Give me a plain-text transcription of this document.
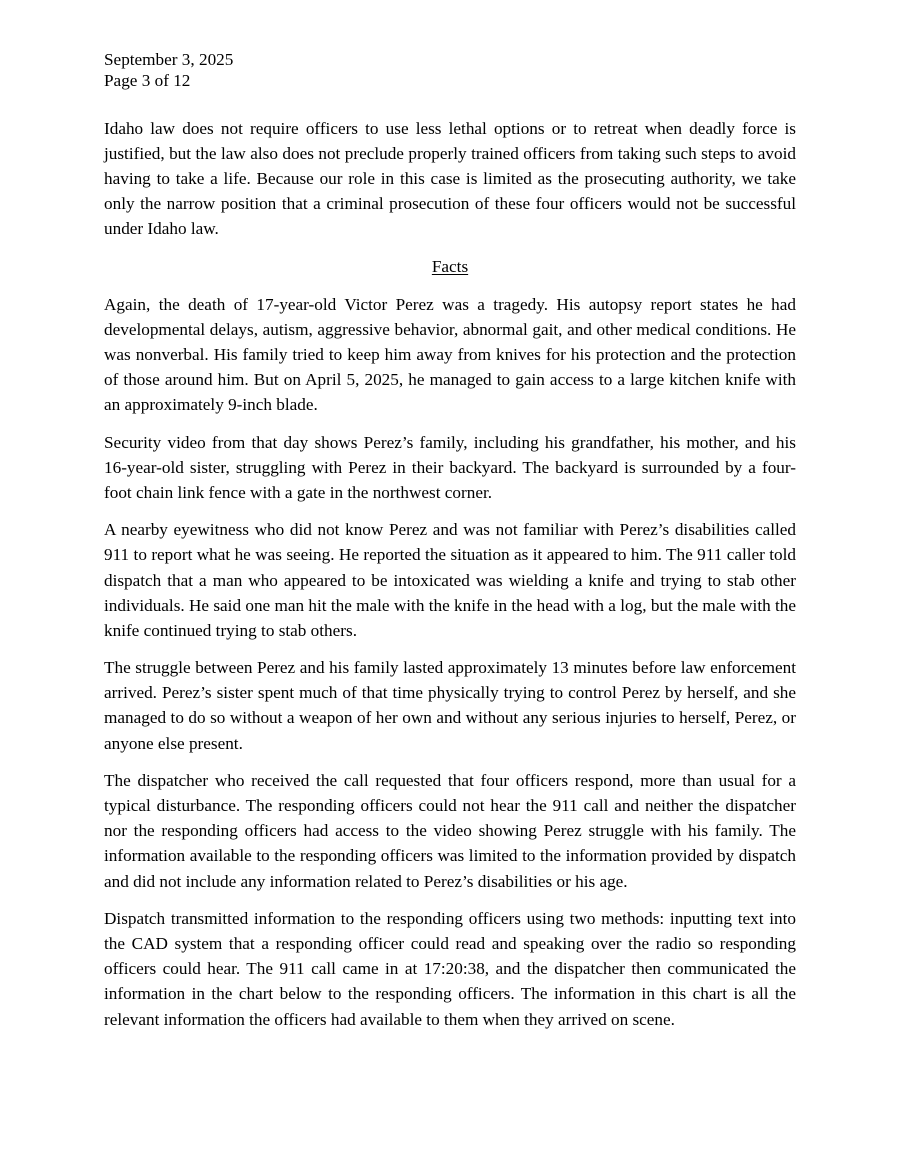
September 3, 2025
Page 3 of 12

Idaho law does not require officers to use less lethal options or to retreat when deadly force is justified, but the law also does not preclude properly trained officers from taking such steps to avoid having to take a life. Because our role in this case is limited as the prosecuting authority, we take only the narrow position that a criminal prosecution of these four officers would not be successful under Idaho law.

Facts

Again, the death of 17-year-old Victor Perez was a tragedy. His autopsy report states he had developmental delays, autism, aggressive behavior, abnormal gait, and other medical conditions. He was nonverbal. His family tried to keep him away from knives for his protection and the protection of those around him. But on April 5, 2025, he managed to gain access to a large kitchen knife with an approximately 9-inch blade.

Security video from that day shows Perez’s family, including his grandfather, his mother, and his 16-year-old sister, struggling with Perez in their backyard. The backyard is surrounded by a four-foot chain link fence with a gate in the northwest corner.

A nearby eyewitness who did not know Perez and was not familiar with Perez’s disabilities called 911 to report what he was seeing. He reported the situation as it appeared to him. The 911 caller told dispatch that a man who appeared to be intoxicated was wielding a knife and trying to stab other individuals. He said one man hit the male with the knife in the head with a log, but the male with the knife continued trying to stab others.

The struggle between Perez and his family lasted approximately 13 minutes before law enforcement arrived. Perez’s sister spent much of that time physically trying to control Perez by herself, and she managed to do so without a weapon of her own and without any serious injuries to herself, Perez, or anyone else present.

The dispatcher who received the call requested that four officers respond, more than usual for a typical disturbance. The responding officers could not hear the 911 call and neither the dispatcher nor the responding officers had access to the video showing Perez struggle with his family. The information available to the responding officers was limited to the information provided by dispatch and did not include any information related to Perez’s disabilities or his age.

Dispatch transmitted information to the responding officers using two methods: inputting text into the CAD system that a responding officer could read and speaking over the radio so responding officers could hear. The 911 call came in at 17:20:38, and the dispatcher then communicated the information in the chart below to the responding officers. The information in this chart is all the relevant information the officers had available to them when they arrived on scene.
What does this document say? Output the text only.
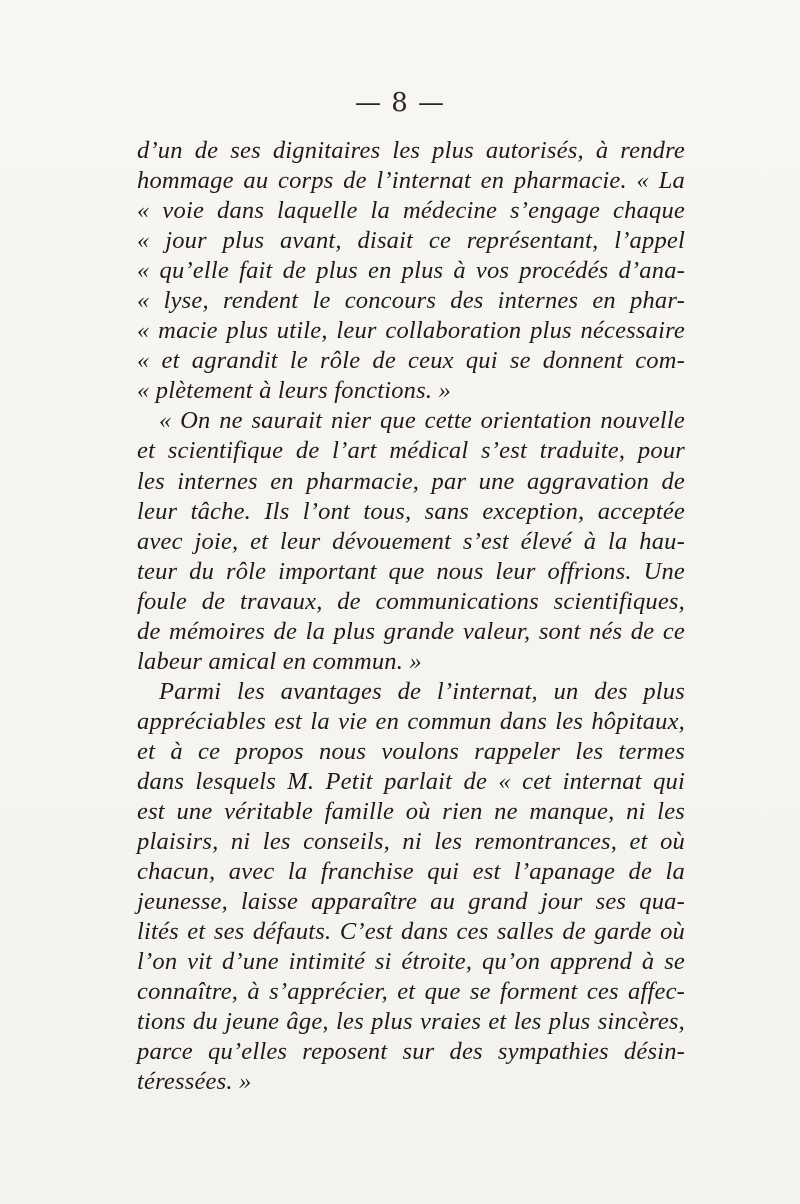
— 8 —
d’un de ses dignitaires les plus autorisés, à rendre
hommage au corps de l’internat en pharmacie. « La
« voie dans laquelle la médecine s’engage chaque
« jour plus avant, disait ce représentant, l’appel
« qu’elle fait de plus en plus à vos procédés d’ana-
« lyse, rendent le concours des internes en phar-
« macie plus utile, leur collaboration plus nécessaire
« et agrandit le rôle de ceux qui se donnent com-
« plètement à leurs fonctions. »
« On ne saurait nier que cette orientation nouvelle
et scientifique de l’art médical s’est traduite, pour
les internes en pharmacie, par une aggravation de
leur tâche. Ils l’ont tous, sans exception, acceptée
avec joie, et leur dévouement s’est élevé à la hau-
teur du rôle important que nous leur offrions. Une
foule de travaux, de communications scientifiques,
de mémoires de la plus grande valeur, sont nés de ce
labeur amical en commun. »
Parmi les avantages de l’internat, un des plus
appréciables est la vie en commun dans les hôpitaux,
et à ce propos nous voulons rappeler les termes
dans lesquels M. Petit parlait de « cet internat qui
est une véritable famille où rien ne manque, ni les
plaisirs, ni les conseils, ni les remontrances, et où
chacun, avec la franchise qui est l’apanage de la
jeunesse, laisse apparaître au grand jour ses qua-
lités et ses défauts. C’est dans ces salles de garde où
l’on vit d’une intimité si étroite, qu’on apprend à se
connaître, à s’apprécier, et que se forment ces affec-
tions du jeune âge, les plus vraies et les plus sincères,
parce qu’elles reposent sur des sympathies désin-
téressées. »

Set problem: Looking at the entries above, say how many lines contain the word "internes". Only the number is wanted.

Result of this task: 2